**What you have to do:** Copy out all of the material exactly as presented.

[Records excerpted from a collection]
==================================================

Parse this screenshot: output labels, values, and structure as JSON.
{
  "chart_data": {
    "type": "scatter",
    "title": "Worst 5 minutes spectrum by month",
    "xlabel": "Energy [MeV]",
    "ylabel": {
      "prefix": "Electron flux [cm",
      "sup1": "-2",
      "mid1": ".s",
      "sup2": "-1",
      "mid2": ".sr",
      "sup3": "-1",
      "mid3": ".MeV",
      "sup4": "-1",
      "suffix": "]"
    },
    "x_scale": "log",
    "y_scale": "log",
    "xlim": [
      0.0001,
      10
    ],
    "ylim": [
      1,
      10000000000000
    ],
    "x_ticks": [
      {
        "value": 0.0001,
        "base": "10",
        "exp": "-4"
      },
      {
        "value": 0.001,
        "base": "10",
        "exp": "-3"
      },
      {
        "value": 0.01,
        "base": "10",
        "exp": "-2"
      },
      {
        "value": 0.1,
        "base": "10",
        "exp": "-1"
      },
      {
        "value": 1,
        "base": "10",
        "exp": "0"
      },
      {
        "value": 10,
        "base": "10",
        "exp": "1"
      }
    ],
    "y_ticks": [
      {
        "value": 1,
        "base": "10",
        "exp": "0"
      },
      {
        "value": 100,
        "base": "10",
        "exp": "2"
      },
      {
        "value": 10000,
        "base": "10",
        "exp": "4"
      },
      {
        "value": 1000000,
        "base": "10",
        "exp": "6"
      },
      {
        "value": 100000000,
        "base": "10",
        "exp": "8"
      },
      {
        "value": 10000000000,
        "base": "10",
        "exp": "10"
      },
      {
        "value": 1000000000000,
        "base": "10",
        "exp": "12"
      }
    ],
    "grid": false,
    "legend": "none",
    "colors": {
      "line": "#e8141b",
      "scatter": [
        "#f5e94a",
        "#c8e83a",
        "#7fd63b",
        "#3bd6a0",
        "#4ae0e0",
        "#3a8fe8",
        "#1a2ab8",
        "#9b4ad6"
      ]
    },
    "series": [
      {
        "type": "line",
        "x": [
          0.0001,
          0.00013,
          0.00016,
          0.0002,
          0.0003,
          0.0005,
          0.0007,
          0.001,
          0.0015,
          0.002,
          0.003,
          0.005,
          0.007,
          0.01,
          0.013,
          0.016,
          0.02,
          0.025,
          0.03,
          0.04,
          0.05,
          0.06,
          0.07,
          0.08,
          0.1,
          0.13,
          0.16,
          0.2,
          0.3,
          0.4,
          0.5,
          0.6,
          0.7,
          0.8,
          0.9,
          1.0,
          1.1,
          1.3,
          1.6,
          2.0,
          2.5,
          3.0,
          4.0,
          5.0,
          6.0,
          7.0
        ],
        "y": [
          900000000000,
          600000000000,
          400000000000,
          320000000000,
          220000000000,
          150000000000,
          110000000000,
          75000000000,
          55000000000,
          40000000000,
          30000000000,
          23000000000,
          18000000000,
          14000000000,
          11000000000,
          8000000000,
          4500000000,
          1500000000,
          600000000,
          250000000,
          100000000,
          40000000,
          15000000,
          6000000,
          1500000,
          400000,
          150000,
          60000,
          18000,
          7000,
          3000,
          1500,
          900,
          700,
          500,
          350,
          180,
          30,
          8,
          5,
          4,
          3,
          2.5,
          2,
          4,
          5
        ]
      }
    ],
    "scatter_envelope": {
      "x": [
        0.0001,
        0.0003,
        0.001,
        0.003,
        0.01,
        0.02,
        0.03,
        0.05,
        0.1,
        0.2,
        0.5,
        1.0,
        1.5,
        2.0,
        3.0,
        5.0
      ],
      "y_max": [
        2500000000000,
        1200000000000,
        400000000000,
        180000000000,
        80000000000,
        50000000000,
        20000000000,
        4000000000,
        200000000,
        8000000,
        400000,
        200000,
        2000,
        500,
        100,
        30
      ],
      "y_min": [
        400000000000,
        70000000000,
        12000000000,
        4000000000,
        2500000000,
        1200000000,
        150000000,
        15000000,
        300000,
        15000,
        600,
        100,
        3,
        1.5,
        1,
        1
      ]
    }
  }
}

==================================================

**Solved problem:**
Parse this screenshot: output labels, values, and structure as JSON.
{
  "chart_data": {
    "type": "scatter",
    "title": "Worst 5 minutes spectrum by month",
    "xlabel": "Energy [MeV]",
    "ylabel": {
      "prefix": "Electron flux [cm",
      "sup1": "-2",
      "mid1": ".s",
      "sup2": "-1",
      "mid2": ".sr",
      "sup3": "-1",
      "mid3": ".MeV",
      "sup4": "-1",
      "suffix": "]"
    },
    "x_scale": "log",
    "y_scale": "log",
    "xlim": [
      0.0001,
      10
    ],
    "ylim": [
      1,
      10000000000000
    ],
    "x_ticks": [
      {
        "value": 0.0001,
        "base": "10",
        "exp": "-4"
      },
      {
        "value": 0.001,
        "base": "10",
        "exp": "-3"
      },
      {
        "value": 0.01,
        "base": "10",
        "exp": "-2"
      },
      {
        "value": 0.1,
        "base": "10",
        "exp": "-1"
      },
      {
        "value": 1,
        "base": "10",
        "exp": "0"
      },
      {
        "value": 10,
        "base": "10",
        "exp": "1"
      }
    ],
    "y_ticks": [
      {
        "value": 1,
        "base": "10",
        "exp": "0"
      },
      {
        "value": 100,
        "base": "10",
        "exp": "2"
      },
      {
        "value": 10000,
        "base": "10",
        "exp": "4"
      },
      {
        "value": 1000000,
        "base": "10",
        "exp": "6"
      },
      {
        "value": 100000000,
        "base": "10",
        "exp": "8"
      },
      {
        "value": 10000000000,
        "base": "10",
        "exp": "10"
      },
      {
        "value": 1000000000000,
        "base": "10",
        "exp": "12"
      }
    ],
    "grid": false,
    "legend": "none",
    "colors": {
      "line": "#e8141b",
      "scatter": [
        "#f5e94a",
        "#c8e83a",
        "#7fd63b",
        "#3bd6a0",
        "#4ae0e0",
        "#3a8fe8",
        "#1a2ab8",
        "#9b4ad6"
      ]
    },
    "series": [
      {
        "type": "line",
        "x": [
          0.0001,
          0.00013,
          0.00016,
          0.0002,
          0.0003,
          0.0005,
          0.0007,
          0.001,
          0.0015,
          0.002,
          0.003,
          0.005,
          0.007,
          0.01,
          0.013,
          0.016,
          0.02,
          0.025,
          0.03,
          0.04,
          0.05,
          0.06,
          0.07,
          0.08,
          0.1,
          0.13,
          0.16,
          0.2,
          0.3,
          0.4,
          0.5,
          0.6,
          0.7,
          0.8,
          0.9,
          1.0,
          1.1,
          1.3,
          1.6,
          2.0,
          2.5,
          3.0,
          4.0,
          5.0,
          6.0,
          7.0
        ],
        "y": [
          900000000000,
          600000000000,
          400000000000,
          320000000000,
          220000000000,
          150000000000,
          110000000000,
          75000000000,
          55000000000,
          40000000000,
          30000000000,
          23000000000,
          18000000000,
          14000000000,
          11000000000,
          8000000000,
          4500000000,
          1500000000,
          600000000,
          250000000,
          100000000,
          40000000,
          15000000,
          6000000,
          1500000,
          400000,
          150000,
          60000,
          18000,
          7000,
          3000,
          1500,
          900,
          700,
          500,
          350,
          180,
          30,
          8,
          5,
          4,
          3,
          2.5,
          2,
          4,
          5
        ]
      }
    ],
    "scatter_envelope": {
      "x": [
        0.0001,
        0.0003,
        0.001,
        0.003,
        0.01,
        0.02,
        0.03,
        0.05,
        0.1,
        0.2,
        0.5,
        1.0,
        1.5,
        2.0,
        3.0,
        5.0
      ],
      "y_max": [
        2500000000000,
        1200000000000,
        400000000000,
        180000000000,
        80000000000,
        50000000000,
        20000000000,
        4000000000,
        200000000,
        8000000,
        400000,
        200000,
        2000,
        500,
        100,
        30
      ],
      "y_min": [
        400000000000,
        70000000000,
        12000000000,
        4000000000,
        2500000000,
        1200000000,
        150000000,
        15000000,
        300000,
        15000,
        600,
        100,
        3,
        1.5,
        1,
        1
      ]
    }
  }
}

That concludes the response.